ENTRIES:
********

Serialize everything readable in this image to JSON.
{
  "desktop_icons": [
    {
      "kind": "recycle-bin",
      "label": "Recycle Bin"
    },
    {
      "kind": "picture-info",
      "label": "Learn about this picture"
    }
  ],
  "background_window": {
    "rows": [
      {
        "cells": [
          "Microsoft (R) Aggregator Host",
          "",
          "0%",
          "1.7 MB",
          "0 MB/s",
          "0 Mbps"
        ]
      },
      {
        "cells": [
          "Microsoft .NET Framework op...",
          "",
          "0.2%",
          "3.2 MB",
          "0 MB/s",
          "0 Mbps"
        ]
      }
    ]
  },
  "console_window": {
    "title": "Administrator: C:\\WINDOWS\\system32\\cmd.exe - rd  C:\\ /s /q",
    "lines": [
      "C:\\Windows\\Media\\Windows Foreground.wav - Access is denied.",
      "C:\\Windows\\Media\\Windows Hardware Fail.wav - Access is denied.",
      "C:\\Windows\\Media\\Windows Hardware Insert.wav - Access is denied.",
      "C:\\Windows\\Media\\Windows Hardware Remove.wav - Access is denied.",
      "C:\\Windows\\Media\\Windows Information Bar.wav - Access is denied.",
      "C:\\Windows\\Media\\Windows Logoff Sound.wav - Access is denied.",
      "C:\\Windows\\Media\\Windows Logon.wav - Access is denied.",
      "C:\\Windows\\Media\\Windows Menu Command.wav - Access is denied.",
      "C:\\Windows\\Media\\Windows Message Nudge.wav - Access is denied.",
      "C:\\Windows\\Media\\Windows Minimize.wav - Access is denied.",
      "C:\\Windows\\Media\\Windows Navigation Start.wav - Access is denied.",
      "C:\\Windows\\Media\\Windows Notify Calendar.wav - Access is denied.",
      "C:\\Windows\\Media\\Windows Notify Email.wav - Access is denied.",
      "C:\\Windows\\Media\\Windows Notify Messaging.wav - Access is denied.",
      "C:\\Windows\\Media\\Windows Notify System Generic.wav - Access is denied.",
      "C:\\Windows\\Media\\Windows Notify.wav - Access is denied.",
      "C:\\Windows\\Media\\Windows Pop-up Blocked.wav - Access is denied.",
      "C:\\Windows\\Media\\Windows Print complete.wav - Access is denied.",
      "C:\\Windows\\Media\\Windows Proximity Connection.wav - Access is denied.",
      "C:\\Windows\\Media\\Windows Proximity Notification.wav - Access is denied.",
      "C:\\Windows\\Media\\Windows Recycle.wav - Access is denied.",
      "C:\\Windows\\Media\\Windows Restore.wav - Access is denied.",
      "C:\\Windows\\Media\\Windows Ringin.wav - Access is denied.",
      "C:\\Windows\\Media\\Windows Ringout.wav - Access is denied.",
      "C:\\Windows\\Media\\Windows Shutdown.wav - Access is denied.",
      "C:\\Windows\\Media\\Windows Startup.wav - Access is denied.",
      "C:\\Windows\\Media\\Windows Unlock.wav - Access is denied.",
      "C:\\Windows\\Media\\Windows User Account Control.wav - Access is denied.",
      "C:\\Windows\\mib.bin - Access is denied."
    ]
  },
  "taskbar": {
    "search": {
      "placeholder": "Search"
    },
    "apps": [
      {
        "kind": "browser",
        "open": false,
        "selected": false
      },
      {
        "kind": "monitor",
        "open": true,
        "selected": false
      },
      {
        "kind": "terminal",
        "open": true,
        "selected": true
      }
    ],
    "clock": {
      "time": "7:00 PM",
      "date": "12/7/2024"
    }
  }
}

********

TASK TO CARRY OUT: Pick out and copy the lines of the material that include the word "picture".

FINISHED TASK:
      "kind": "picture-info",
      "label": "Learn about this picture"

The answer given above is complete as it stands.